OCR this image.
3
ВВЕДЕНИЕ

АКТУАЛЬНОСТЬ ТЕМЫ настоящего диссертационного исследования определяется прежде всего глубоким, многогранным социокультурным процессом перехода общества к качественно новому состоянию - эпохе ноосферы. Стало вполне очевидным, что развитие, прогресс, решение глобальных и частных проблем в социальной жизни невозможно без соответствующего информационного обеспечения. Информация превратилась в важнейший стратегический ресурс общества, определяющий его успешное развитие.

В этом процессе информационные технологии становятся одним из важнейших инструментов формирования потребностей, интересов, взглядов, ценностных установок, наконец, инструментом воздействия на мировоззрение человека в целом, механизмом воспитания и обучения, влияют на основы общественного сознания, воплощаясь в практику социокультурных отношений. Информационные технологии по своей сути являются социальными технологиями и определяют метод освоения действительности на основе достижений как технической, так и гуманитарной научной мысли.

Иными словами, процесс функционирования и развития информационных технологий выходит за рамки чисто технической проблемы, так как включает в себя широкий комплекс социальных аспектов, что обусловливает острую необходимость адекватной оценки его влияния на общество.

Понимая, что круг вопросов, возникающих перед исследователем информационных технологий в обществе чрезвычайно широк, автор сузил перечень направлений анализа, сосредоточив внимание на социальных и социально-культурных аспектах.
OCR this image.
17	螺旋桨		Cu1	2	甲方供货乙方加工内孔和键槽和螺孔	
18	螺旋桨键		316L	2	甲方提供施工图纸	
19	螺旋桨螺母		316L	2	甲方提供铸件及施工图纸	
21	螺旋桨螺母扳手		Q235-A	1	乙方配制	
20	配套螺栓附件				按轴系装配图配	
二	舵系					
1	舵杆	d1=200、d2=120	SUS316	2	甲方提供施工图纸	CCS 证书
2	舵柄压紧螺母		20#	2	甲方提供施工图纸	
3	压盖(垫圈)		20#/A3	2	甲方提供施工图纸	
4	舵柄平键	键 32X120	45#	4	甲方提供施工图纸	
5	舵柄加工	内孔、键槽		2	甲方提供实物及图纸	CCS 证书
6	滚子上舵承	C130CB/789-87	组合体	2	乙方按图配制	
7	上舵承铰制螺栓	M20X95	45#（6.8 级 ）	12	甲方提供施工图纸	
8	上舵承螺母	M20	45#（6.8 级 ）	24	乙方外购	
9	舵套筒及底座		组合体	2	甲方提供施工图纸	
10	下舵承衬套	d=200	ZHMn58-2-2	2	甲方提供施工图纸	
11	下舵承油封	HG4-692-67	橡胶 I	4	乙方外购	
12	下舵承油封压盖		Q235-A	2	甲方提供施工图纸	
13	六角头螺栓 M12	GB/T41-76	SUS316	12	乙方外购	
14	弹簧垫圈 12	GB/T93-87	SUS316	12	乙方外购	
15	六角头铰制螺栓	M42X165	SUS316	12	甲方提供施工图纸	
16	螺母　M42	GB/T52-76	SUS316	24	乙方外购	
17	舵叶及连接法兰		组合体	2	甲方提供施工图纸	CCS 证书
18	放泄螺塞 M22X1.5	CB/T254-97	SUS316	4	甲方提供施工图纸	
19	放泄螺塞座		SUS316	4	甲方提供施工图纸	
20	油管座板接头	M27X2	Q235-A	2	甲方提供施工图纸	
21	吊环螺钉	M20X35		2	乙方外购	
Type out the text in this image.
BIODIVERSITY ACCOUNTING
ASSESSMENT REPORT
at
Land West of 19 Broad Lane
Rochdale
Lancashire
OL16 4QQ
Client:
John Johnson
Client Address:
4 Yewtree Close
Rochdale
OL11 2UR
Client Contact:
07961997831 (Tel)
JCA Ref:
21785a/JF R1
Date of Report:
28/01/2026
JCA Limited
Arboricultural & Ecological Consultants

•••

> Task
Where a line holds "технической", copy it out.

> Result of the exercise
В этом процессе информационные технологии становятся одним из важнейших инструментов формирования потребностей, интересов, взглядов, ценностных установок, наконец, инструментом воздействия на мировоззрение человека в целом, механизмом воспитания и обучения, влияют на основы общественного сознания, воплощаясь в практику социокультурных отношений. Информационные технологии по своей сути являются социальными технологиями и определяют метод освоения действительности на основе достижений как технической, так и гуманитарной научной мысли.
Иными словами, процесс функционирования и развития информационных технологий выходит за рамки чисто технической проблемы, так как включает в себя широкий комплекс социальных аспектов, что обусловливает острую необходимость адекватной оценки его влияния на общество.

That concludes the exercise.